• REQUIREMENTS:
[A] From the deepfakes essay, set down word for word the passage that begins at the words "A new technological" and stops after the words "unreality to life.".
[B] Answer these questions using the deepfakes essay:
(i) On what date was the essay published?
(ii) What three kinds of source material does the essay say AI synthesizes into manipulated versions?
(iii) What homemade food of the grandmother's does the writer remember?

• PAGE EXTRACT:
========================================================================

Deepfakes will attack our most precious memories. Are we ready?

Joan Westenberg
4 min readOct 30, 2023

Alzheimer’s has haunted my family for generations. I witnessed my great-grandmother’s excruciating descent into oblivion as her memories slowly eroded, leaving behind a hollow shell of the human being I remembered. The experience instilled in me a profound sense of dread — will I be next?

A new technological threat has magnified that anxiety. Deepfakes, hyperrealistic synthetic media powered by artificial intelligence, are fast developing the capability to distort reality and manufacture false experiences with alarming verisimilitude. For anyone who fears the loss of identity and the loss of self through Alzheimer’s, deepfakes jeopardize the sanctity of our memories.

Sophisticated AI synthesizes source material — photos, videos, voices — into new, manipulated versions that appear genuine. With exponential improvements in quality, deepfakes now simulate expressions and mannerisms with eerie accuracy, making authenticity nearly impossible to verify, bringing unreality to life.

My grandmother’s decline taught me how fragile and precious memories are. They shape our identity, guide our decisions, and nurture relationships. Losing them is a special kind of agony. Deepfakes, however, imperil memories by fabricating experiences that feel real, distorting the truth of our most precious moments.

As the line between real and fake memories blurs, deepfakes have the potential to wreak psychological havoc. What are we left with when the building blocks of selfhood and relationships corrode, and our sense of reality becomes unmoored?

My earliest memories of my grandmother are bathed in a warm glow. I remember her smile. I remember her homemade vanilla slice. As Alzheimer’s progressed, her essence faded. She became unrecognizable — a confused stranger in a familiar body.

========================================================================

• MATERIAL SUPPLIED:
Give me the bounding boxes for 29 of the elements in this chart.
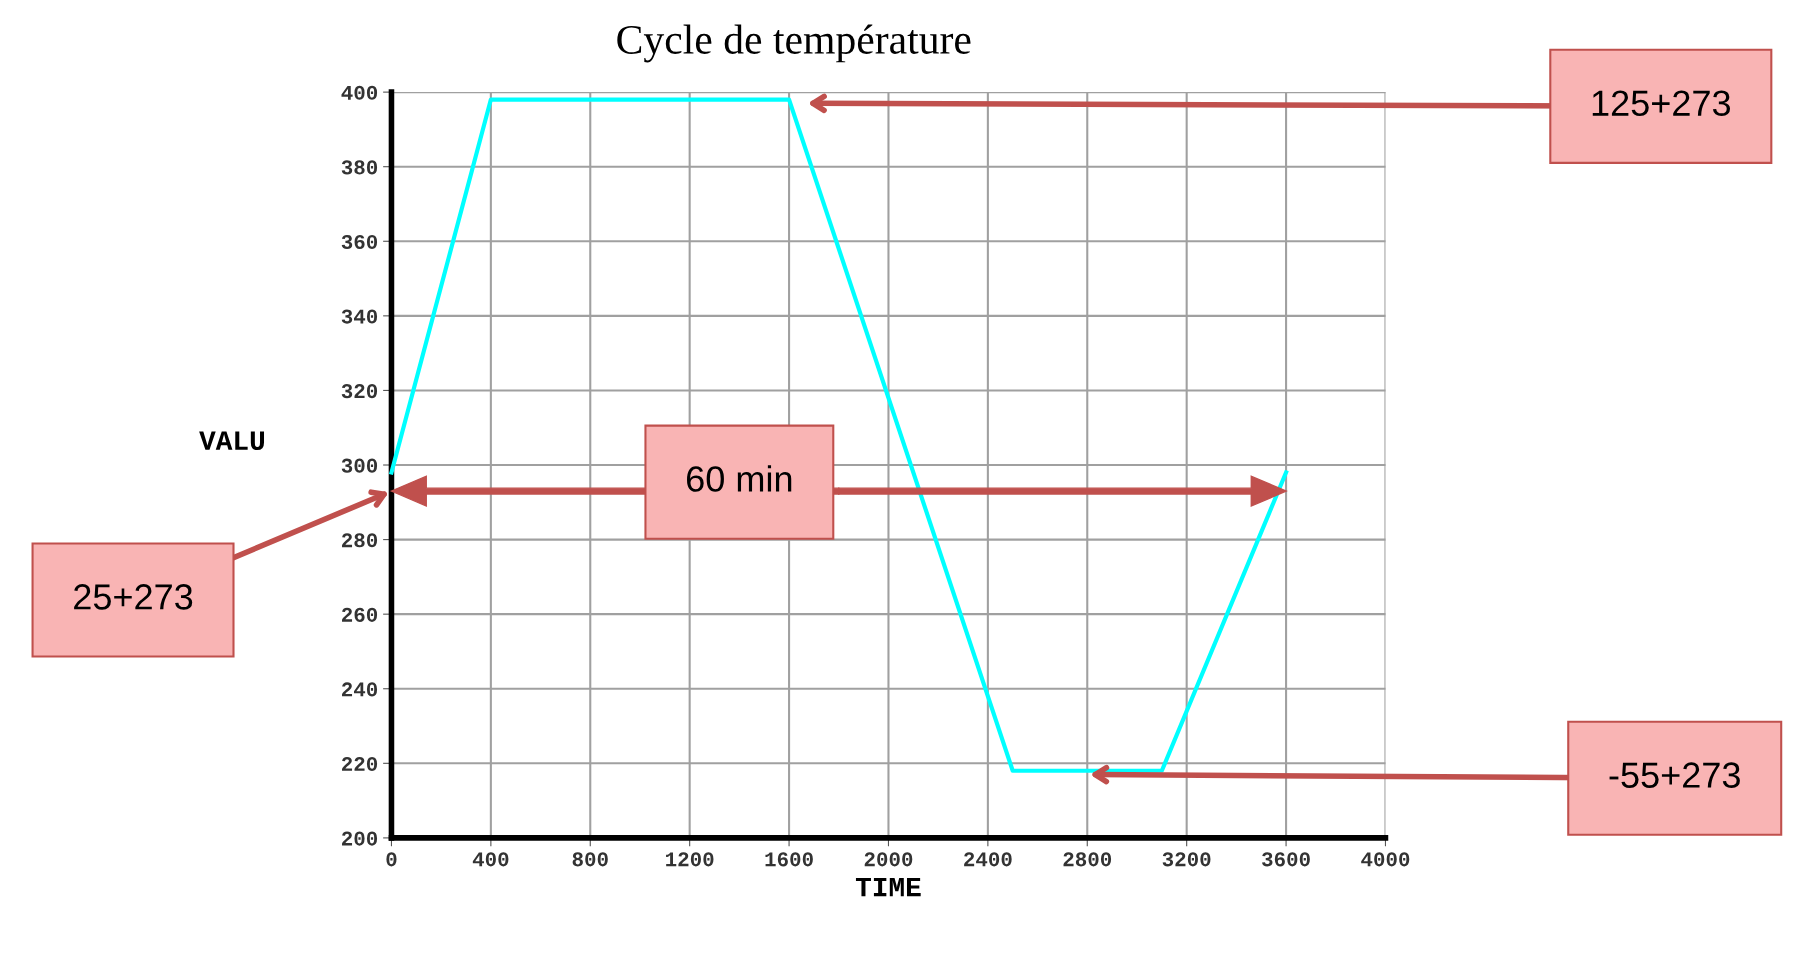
text: 125+273	[1592, 90, 1731, 116]
x-tick-label: 4000	[1361, 852, 1410, 867]
text: 25+273	[74, 584, 193, 610]
y-tick-label: 360	[341, 234, 378, 250]
y-tick-label: 220	[342, 756, 378, 772]
x-axis-title: TIME	[855, 877, 921, 897]
x-tick-label: 2400	[964, 852, 1012, 867]
y-tick-label: 320	[341, 384, 378, 399]
y-tick-label: 200	[342, 831, 378, 846]
x-tick-label: 2000	[864, 852, 913, 867]
annotation: 60 min	[687, 465, 792, 492]
x-tick-label: 1200	[666, 852, 714, 867]
x-tick-label: 1600	[765, 852, 813, 867]
x-tick-label: 800	[572, 852, 608, 867]
x-tick-label: 2800	[1063, 852, 1112, 867]
x-tick-label: 400	[472, 852, 509, 867]
y-tick-label: 260	[342, 607, 378, 622]
y-tick-label: 380	[341, 160, 378, 175]
chart-title: Cycle de température	[617, 24, 971, 63]
y-tick-label: 340	[341, 309, 378, 324]
y-tick-label: 280	[342, 533, 378, 548]
x-tick-label: 0	[386, 852, 397, 867]
x-tick-label: 3600	[1262, 852, 1310, 867]
text: -55+273	[1609, 762, 1740, 788]
y-tick-label: 300	[341, 458, 378, 473]
y-tick-label: 240	[342, 682, 378, 697]
y-tick-label: 400	[341, 85, 378, 100]
x-tick-label: 3200	[1162, 852, 1211, 867]
y-axis-title: VALU	[199, 431, 265, 451]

========================================================================

• SOLUTIONS BY TASK:
[A]
A new technological threat has magnified that anxiety. Deepfakes, hyperrealistic synthetic media powered by artificial intelligence, are fast developing the capability to distort reality and manufacture false experiences with alarming verisimilitude. For anyone who fears the loss of identity and the loss of self through Alzheimer’s, deepfakes jeopardize the sanctity of our memories.

Sophisticated AI synthesizes source material — photos, videos, voices — into new, manipulated versions that appear genuine. With exponential improvements in quality, deepfakes now simulate expressions and mannerisms with eerie accuracy, making authenticity nearly impossible to verify, bringing unreality to life.

[B]
(i) October 30, 2023
(ii) Photos, videos and voices
(iii) Her homemade vanilla slice